Seitenauszug

================================

„Die Eroberung Amerikas“: Der österreichische Schriftsteller Franznobel rechnet mit dem spanischen Eroberer Hernando de Soto ab.

Von Wolfgang Mayr

De Soto zählt zu den erfolglosesten spanischen Eroberern, schreibt Franzobel in seinem Roman „Die Eroberung Amerikas“. Ein gescheiterter Eroberer, der im 16. Jahrhundert – vor 500 Jahren – eine blutige Spur hinter sich herzog: Von Florida ausgehend nordwärts durch die Appalachen bis ins heutige North-Carolina, dann in einem weiten Bogen westwärts bis zum Mississippi.

Anlass für diesen doch brutalen Roman war ein TV-Film aus dem Jahr 2017 über De Soto und seinem gescheiterten Versuch, für Spanien die heutigen Südstaaten der USA zu erobern. In der Literatur-Sendung des Schweizer Fernsehens SRF wird De Soto als Conquistador beschrieben, dessen Florida-Expedition in einem einzigartigen Debakel endete.

================================

Inhalt der Daten
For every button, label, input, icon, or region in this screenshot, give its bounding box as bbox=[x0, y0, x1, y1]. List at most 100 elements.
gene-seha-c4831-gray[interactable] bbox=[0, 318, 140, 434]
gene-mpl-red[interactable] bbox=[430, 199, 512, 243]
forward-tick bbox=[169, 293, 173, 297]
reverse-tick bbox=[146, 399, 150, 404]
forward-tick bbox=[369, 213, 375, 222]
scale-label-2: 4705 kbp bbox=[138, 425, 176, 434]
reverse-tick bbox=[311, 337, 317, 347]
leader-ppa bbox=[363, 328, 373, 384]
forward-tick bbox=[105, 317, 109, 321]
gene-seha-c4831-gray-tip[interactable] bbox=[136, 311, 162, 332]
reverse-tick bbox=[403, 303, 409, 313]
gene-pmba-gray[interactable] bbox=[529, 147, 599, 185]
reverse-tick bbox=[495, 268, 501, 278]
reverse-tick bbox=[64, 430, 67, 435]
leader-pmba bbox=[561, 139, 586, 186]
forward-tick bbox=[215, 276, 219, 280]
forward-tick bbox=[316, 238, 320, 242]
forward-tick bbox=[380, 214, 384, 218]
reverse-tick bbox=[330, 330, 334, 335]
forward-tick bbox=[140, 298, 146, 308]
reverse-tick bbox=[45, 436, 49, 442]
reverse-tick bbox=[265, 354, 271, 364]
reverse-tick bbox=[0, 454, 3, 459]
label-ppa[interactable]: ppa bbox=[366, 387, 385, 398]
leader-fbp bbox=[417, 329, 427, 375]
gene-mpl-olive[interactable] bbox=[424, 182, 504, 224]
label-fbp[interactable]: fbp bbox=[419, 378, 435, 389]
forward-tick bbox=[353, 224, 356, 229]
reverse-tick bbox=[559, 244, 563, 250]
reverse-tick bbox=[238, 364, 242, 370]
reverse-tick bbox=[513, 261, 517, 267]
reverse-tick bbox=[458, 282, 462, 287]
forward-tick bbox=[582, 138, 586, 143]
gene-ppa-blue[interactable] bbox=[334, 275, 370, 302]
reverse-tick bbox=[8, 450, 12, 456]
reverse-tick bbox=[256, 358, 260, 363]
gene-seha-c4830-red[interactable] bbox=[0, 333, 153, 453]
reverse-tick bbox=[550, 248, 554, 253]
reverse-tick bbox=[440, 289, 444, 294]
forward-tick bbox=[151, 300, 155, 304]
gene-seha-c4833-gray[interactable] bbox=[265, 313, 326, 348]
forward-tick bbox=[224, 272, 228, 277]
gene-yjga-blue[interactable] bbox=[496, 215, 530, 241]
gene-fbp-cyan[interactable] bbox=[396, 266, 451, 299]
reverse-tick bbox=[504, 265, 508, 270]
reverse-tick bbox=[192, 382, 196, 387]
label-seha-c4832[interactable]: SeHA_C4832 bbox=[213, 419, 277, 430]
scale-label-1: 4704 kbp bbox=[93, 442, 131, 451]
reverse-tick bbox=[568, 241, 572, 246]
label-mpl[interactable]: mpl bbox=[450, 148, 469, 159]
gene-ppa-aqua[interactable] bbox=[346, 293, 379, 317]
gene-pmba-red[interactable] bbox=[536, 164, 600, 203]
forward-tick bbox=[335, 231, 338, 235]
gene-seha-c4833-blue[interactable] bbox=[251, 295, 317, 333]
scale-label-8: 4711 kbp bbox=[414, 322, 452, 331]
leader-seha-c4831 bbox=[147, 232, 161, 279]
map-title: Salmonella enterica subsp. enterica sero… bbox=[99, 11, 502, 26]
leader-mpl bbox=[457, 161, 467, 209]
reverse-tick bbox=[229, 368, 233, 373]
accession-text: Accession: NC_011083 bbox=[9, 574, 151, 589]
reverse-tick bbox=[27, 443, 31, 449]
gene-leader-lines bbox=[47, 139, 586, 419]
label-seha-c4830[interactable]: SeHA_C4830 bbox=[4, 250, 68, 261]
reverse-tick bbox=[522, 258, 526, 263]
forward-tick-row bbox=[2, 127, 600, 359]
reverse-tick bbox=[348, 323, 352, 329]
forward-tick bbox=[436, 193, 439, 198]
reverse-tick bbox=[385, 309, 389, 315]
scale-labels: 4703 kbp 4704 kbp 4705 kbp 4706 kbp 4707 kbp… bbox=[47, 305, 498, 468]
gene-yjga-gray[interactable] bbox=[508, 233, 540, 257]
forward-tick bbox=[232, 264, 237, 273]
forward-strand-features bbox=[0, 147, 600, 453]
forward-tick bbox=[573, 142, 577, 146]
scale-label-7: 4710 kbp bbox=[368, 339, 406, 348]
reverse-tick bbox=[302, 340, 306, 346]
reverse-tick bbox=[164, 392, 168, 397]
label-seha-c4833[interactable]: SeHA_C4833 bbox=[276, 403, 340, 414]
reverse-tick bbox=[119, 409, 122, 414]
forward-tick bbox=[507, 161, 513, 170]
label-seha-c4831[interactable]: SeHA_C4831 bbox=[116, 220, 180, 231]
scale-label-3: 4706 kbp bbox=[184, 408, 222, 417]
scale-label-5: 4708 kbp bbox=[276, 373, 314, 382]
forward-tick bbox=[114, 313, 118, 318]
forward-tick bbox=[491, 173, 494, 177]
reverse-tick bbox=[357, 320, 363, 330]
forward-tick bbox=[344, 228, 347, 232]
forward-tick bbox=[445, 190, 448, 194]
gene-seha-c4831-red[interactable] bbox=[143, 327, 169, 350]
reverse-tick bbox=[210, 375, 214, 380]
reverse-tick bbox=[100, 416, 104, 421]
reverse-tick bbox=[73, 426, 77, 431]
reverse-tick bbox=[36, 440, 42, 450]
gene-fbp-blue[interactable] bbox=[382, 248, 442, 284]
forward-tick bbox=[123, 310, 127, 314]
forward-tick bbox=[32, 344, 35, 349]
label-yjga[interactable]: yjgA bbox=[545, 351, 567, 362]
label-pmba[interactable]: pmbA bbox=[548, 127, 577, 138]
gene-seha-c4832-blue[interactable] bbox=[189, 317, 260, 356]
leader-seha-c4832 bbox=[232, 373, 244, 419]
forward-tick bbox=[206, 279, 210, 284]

================================

Zu erledigende Aufgaben
1. Übertragen Sie diesen Satz aus dem Seitenauszug ins Englische: „De Soto zählt zu den erfolglosesten spanischen Eroberern, schreibt Franzobel in seinem Roman ‚Die Eroberung Amerikas‘.“
2. Entnehmen Sie dem Seitenauszug wortgetreu den Abschnitt, der mit „De Soto zählt“ beginnt und mit „bis zum Mississippi.“ endet.

Endgültige Antworten
1. De Soto is among the least successful Spanish conquerors, Franzobel writes in his novel "Die Eroberung Amerikas."

2.
De Soto zählt zu den erfolglosesten spanischen Eroberern, schreibt Franzobel in seinem Roman „Die Eroberung Amerikas“. Ein gescheiterter Eroberer, der im 16. Jahrhundert – vor 500 Jahren – eine blutige Spur hinter sich herzog: Von Florida ausgehend nordwärts durch die Appalachen bis ins heutige North-Carolina, dann in einem weiten Bogen westwärts bis zum Mississippi.